--- Request ---
Transcribe all the records exactly and omit any images they hold.

--- START Supplied entries ---

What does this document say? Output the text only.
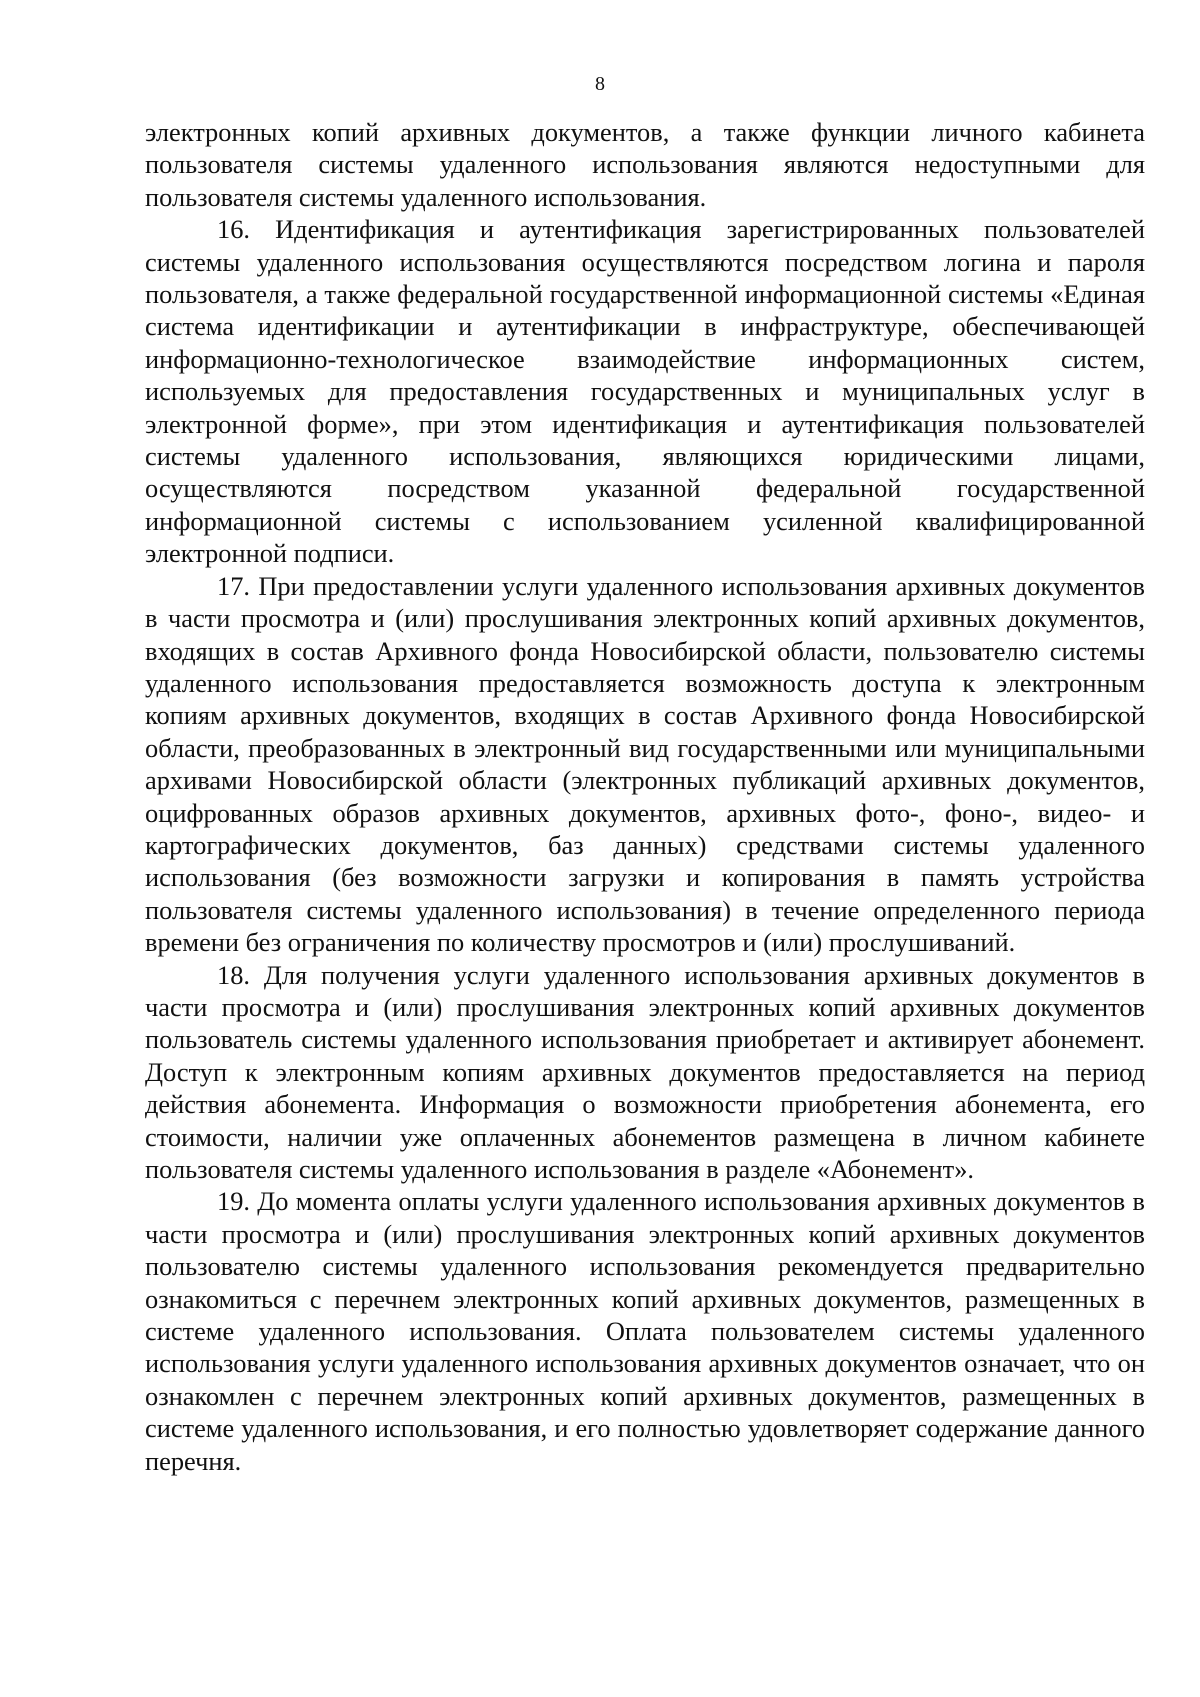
8

электронных копий архивных документов, а также функции личного кабинета пользователя системы удаленного использования являются недоступными для пользователя системы удаленного использования.

16. Идентификация и аутентификация зарегистрированных пользователей системы удаленного использования осуществляются посредством логина и пароля пользователя, а также федеральной государственной информационной системы «Единая система идентификации и аутентификации в инфраструктуре, обеспечивающей информационно-технологическое взаимодействие информационных систем, используемых для предоставления государственных и муниципальных услуг в электронной форме», при этом идентификация и аутентификация пользователей системы удаленного использования, являющихся юридическими лицами, осуществляются посредством указанной федеральной государственной информационной системы с использованием усиленной квалифицированной электронной подписи.

17. При предоставлении услуги удаленного использования архивных документов в части просмотра и (или) прослушивания электронных копий архивных документов, входящих в состав Архивного фонда Новосибирской области, пользователю системы удаленного использования предоставляется возможность доступа к электронным копиям архивных документов, входящих в состав Архивного фонда Новосибирской области, преобразованных в электронный вид государственными или муниципальными архивами Новосибирской области (электронных публикаций архивных документов, оцифрованных образов архивных документов, архивных фото-, фоно-, видео- и картографических документов, баз данных) средствами системы удаленного использования (без возможности загрузки и копирования в память устройства пользователя системы удаленного использования) в течение определенного периода времени без ограничения по количеству просмотров и (или) прослушиваний.

18. Для получения услуги удаленного использования архивных документов в части просмотра и (или) прослушивания электронных копий архивных документов пользователь системы удаленного использования приобретает и активирует абонемент. Доступ к электронным копиям архивных документов предоставляется на период действия абонемента. Информация о возможности приобретения абонемента, его стоимости, наличии уже оплаченных абонементов размещена в личном кабинете пользователя системы удаленного использования в разделе «Абонемент».

19. До момента оплаты услуги удаленного использования архивных документов в части просмотра и (или) прослушивания электронных копий архивных документов пользователю системы удаленного использования рекомендуется предварительно ознакомиться с перечнем электронных копий архивных документов, размещенных в системе удаленного использования. Оплата пользователем системы удаленного использования услуги удаленного использования архивных документов означает, что он ознакомлен с перечнем электронных копий архивных документов, размещенных в системе удаленного использования, и его полностью удовлетворяет содержание данного перечня.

--- END Supplied entries ---

--- Result of the exercise ---
What does this document say? Output the text only.
8

электронных копий архивных документов, а также функции личного кабинета пользователя системы удаленного использования являются недоступными для пользователя системы удаленного использования.

16. Идентификация и аутентификация зарегистрированных пользователей системы удаленного использования осуществляются посредством логина и пароля пользователя, а также федеральной государственной информационной системы «Единая система идентификации и аутентификации в инфраструктуре, обеспечивающей информационно-технологическое взаимодействие информационных систем, используемых для предоставления государственных и муниципальных услуг в электронной форме», при этом идентификация и аутентификация пользователей системы удаленного использования, являющихся юридическими лицами, осуществляются посредством указанной федеральной государственной информационной системы с использованием усиленной квалифицированной электронной подписи.

17. При предоставлении услуги удаленного использования архивных документов в части просмотра и (или) прослушивания электронных копий архивных документов, входящих в состав Архивного фонда Новосибирской области, пользователю системы удаленного использования предоставляется возможность доступа к электронным копиям архивных документов, входящих в состав Архивного фонда Новосибирской области, преобразованных в электронный вид государственными или муниципальными архивами Новосибирской области (электронных публикаций архивных документов, оцифрованных образов архивных документов, архивных фото-, фоно-, видео- и картографических документов, баз данных) средствами системы удаленного использования (без возможности загрузки и копирования в память устройства пользователя системы удаленного использования) в течение определенного периода времени без ограничения по количеству просмотров и (или) прослушиваний.

18. Для получения услуги удаленного использования архивных документов в части просмотра и (или) прослушивания электронных копий архивных документов пользователь системы удаленного использования приобретает и активирует абонемент. Доступ к электронным копиям архивных документов предоставляется на период действия абонемента. Информация о возможности приобретения абонемента, его стоимости, наличии уже оплаченных абонементов размещена в личном кабинете пользователя системы удаленного использования в разделе «Абонемент».

19. До момента оплаты услуги удаленного использования архивных документов в части просмотра и (или) прослушивания электронных копий архивных документов пользователю системы удаленного использования рекомендуется предварительно ознакомиться с перечнем электронных копий архивных документов, размещенных в системе удаленного использования. Оплата пользователем системы удаленного использования услуги удаленного использования архивных документов означает, что он ознакомлен с перечнем электронных копий архивных документов, размещенных в системе удаленного использования, и его полностью удовлетворяет содержание данного перечня.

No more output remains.